• Written request
Extract every entry word for word. Skip the pictures.

• Data extract
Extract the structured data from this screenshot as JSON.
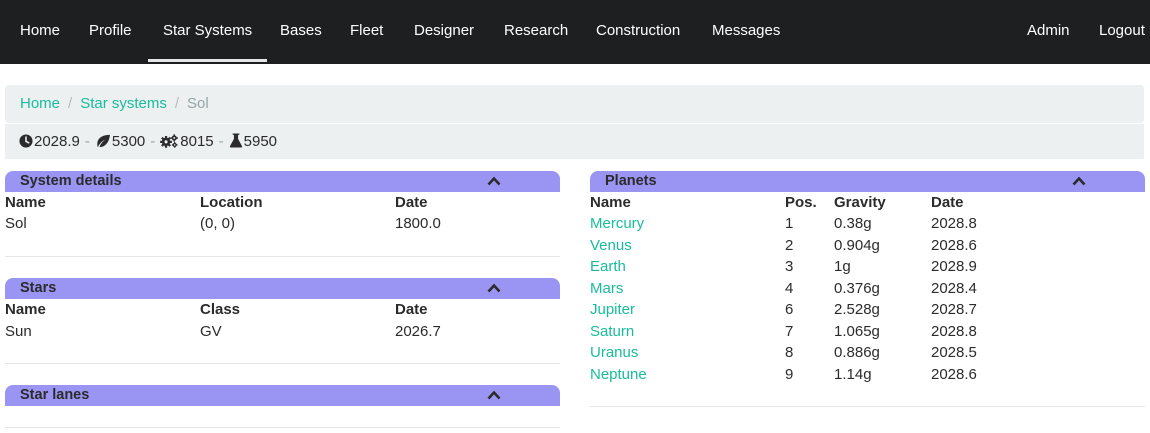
{
  "nav": {
    "left": [
      "Home",
      "Profile",
      "Star Systems",
      "Bases",
      "Fleet",
      "Designer",
      "Research",
      "Construction",
      "Messages"
    ],
    "right": [
      "Admin",
      "Logout"
    ],
    "active": "Star Systems"
  },
  "breadcrumb": {
    "items": [
      "Home",
      "Star systems"
    ],
    "current": "Sol"
  },
  "info": {
    "date": "2028.9",
    "food": "5300",
    "industry": "8015",
    "research": "5950",
    "separator": "-"
  },
  "system_details": {
    "title": "System details",
    "columns": [
      "Name",
      "Location",
      "Date"
    ],
    "row": [
      "Sol",
      "(0, 0)",
      "1800.0"
    ]
  },
  "stars": {
    "title": "Stars",
    "columns": [
      "Name",
      "Class",
      "Date"
    ],
    "row": [
      "Sun",
      "GV",
      "2026.7"
    ]
  },
  "star_lanes": {
    "title": "Star lanes"
  },
  "planets": {
    "title": "Planets",
    "columns": [
      "Name",
      "Pos.",
      "Gravity",
      "Date"
    ],
    "rows": [
      [
        "Mercury",
        "1",
        "0.38g",
        "2028.8"
      ],
      [
        "Venus",
        "2",
        "0.904g",
        "2028.6"
      ],
      [
        "Earth",
        "3",
        "1g",
        "2028.9"
      ],
      [
        "Mars",
        "4",
        "0.376g",
        "2028.4"
      ],
      [
        "Jupiter",
        "6",
        "2.528g",
        "2028.7"
      ],
      [
        "Saturn",
        "7",
        "1.065g",
        "2028.8"
      ],
      [
        "Uranus",
        "8",
        "0.886g",
        "2028.5"
      ],
      [
        "Neptune",
        "9",
        "1.14g",
        "2028.6"
      ]
    ]
  },
  "icons": {
    "date": "clock-icon",
    "food": "leaf-icon",
    "industry": "gears-icon",
    "research": "flask-icon",
    "collapse": "chevron-up-icon"
  },
  "colors": {
    "navbar": "#1e1f20",
    "accent": "#18bc9c",
    "panel_header": "#9a95f3",
    "breadcrumb_bg": "#ecf0f1"
  }
}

• Final result
Extract the structured data from this screenshot as JSON.
{
  "nav": {
    "left": [
      "Home",
      "Profile",
      "Star Systems",
      "Bases",
      "Fleet",
      "Designer",
      "Research",
      "Construction",
      "Messages"
    ],
    "right": [
      "Admin",
      "Logout"
    ],
    "active": "Star Systems"
  },
  "breadcrumb": {
    "items": [
      "Home",
      "Star systems"
    ],
    "current": "Sol"
  },
  "info": {
    "date": "2028.9",
    "food": "5300",
    "industry": "8015",
    "research": "5950",
    "separator": "-"
  },
  "system_details": {
    "title": "System details",
    "columns": [
      "Name",
      "Location",
      "Date"
    ],
    "row": [
      "Sol",
      "(0, 0)",
      "1800.0"
    ]
  },
  "stars": {
    "title": "Stars",
    "columns": [
      "Name",
      "Class",
      "Date"
    ],
    "row": [
      "Sun",
      "GV",
      "2026.7"
    ]
  },
  "star_lanes": {
    "title": "Star lanes"
  },
  "planets": {
    "title": "Planets",
    "columns": [
      "Name",
      "Pos.",
      "Gravity",
      "Date"
    ],
    "rows": [
      [
        "Mercury",
        "1",
        "0.38g",
        "2028.8"
      ],
      [
        "Venus",
        "2",
        "0.904g",
        "2028.6"
      ],
      [
        "Earth",
        "3",
        "1g",
        "2028.9"
      ],
      [
        "Mars",
        "4",
        "0.376g",
        "2028.4"
      ],
      [
        "Jupiter",
        "6",
        "2.528g",
        "2028.7"
      ],
      [
        "Saturn",
        "7",
        "1.065g",
        "2028.8"
      ],
      [
        "Uranus",
        "8",
        "0.886g",
        "2028.5"
      ],
      [
        "Neptune",
        "9",
        "1.14g",
        "2028.6"
      ]
    ]
  },
  "icons": {
    "date": "clock-icon",
    "food": "leaf-icon",
    "industry": "gears-icon",
    "research": "flask-icon",
    "collapse": "chevron-up-icon"
  },
  "colors": {
    "navbar": "#1e1f20",
    "accent": "#18bc9c",
    "panel_header": "#9a95f3",
    "breadcrumb_bg": "#ecf0f1"
  }
}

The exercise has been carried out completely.